:: Data for this task

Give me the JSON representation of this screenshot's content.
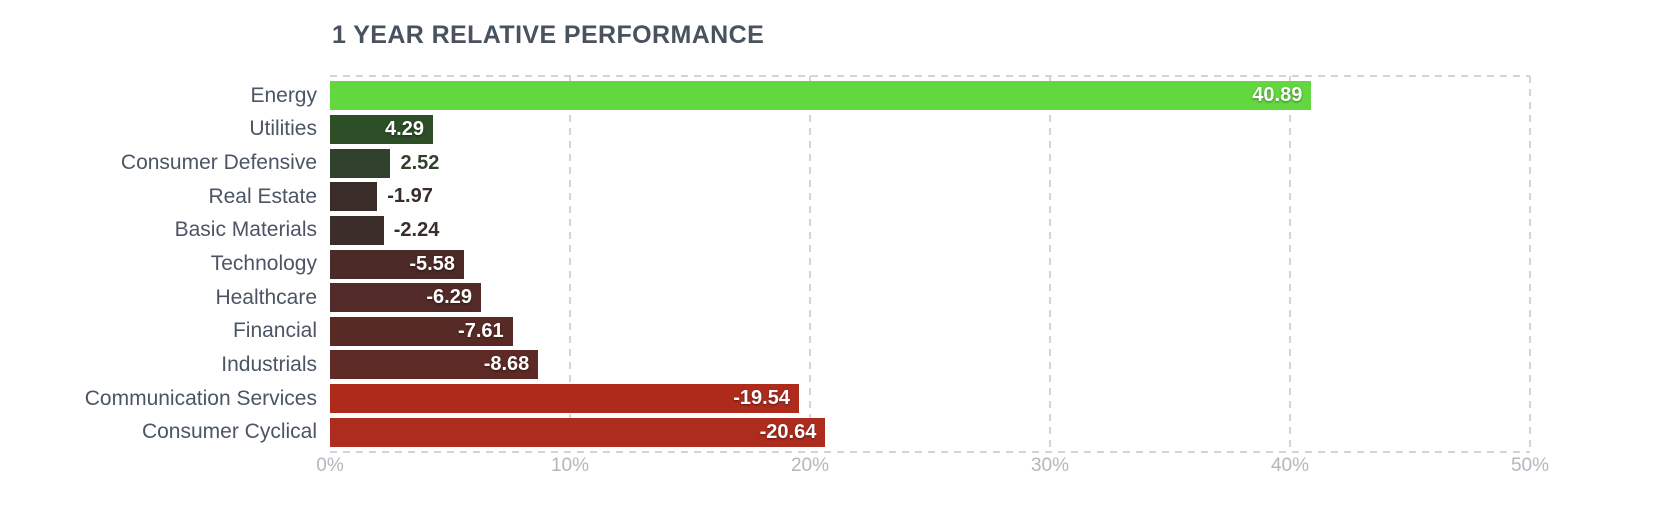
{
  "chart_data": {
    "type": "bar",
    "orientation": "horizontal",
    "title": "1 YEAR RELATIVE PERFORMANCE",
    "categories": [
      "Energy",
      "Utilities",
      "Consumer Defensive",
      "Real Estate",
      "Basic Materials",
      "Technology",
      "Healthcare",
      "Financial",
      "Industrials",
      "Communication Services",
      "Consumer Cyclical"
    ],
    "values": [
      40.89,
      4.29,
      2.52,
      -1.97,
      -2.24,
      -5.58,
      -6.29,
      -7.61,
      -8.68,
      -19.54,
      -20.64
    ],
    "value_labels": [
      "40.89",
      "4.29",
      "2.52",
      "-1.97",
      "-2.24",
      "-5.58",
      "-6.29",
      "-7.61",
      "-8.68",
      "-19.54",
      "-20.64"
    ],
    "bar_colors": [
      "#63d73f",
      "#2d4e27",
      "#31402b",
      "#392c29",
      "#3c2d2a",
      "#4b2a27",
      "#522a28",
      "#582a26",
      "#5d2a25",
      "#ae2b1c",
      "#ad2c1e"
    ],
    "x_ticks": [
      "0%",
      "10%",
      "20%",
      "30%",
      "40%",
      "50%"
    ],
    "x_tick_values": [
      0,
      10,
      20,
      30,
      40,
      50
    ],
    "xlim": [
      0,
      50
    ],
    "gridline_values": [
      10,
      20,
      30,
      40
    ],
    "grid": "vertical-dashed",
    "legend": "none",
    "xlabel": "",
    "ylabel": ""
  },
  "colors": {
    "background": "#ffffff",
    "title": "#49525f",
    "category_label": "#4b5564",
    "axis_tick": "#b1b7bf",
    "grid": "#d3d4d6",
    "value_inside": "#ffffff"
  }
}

::::

What is expected =>
From the entries above, extract each line containing "title".

Result of this task =>
    "title": "1 YEAR RELATIVE PERFORMANCE",
    "title": "#49525f",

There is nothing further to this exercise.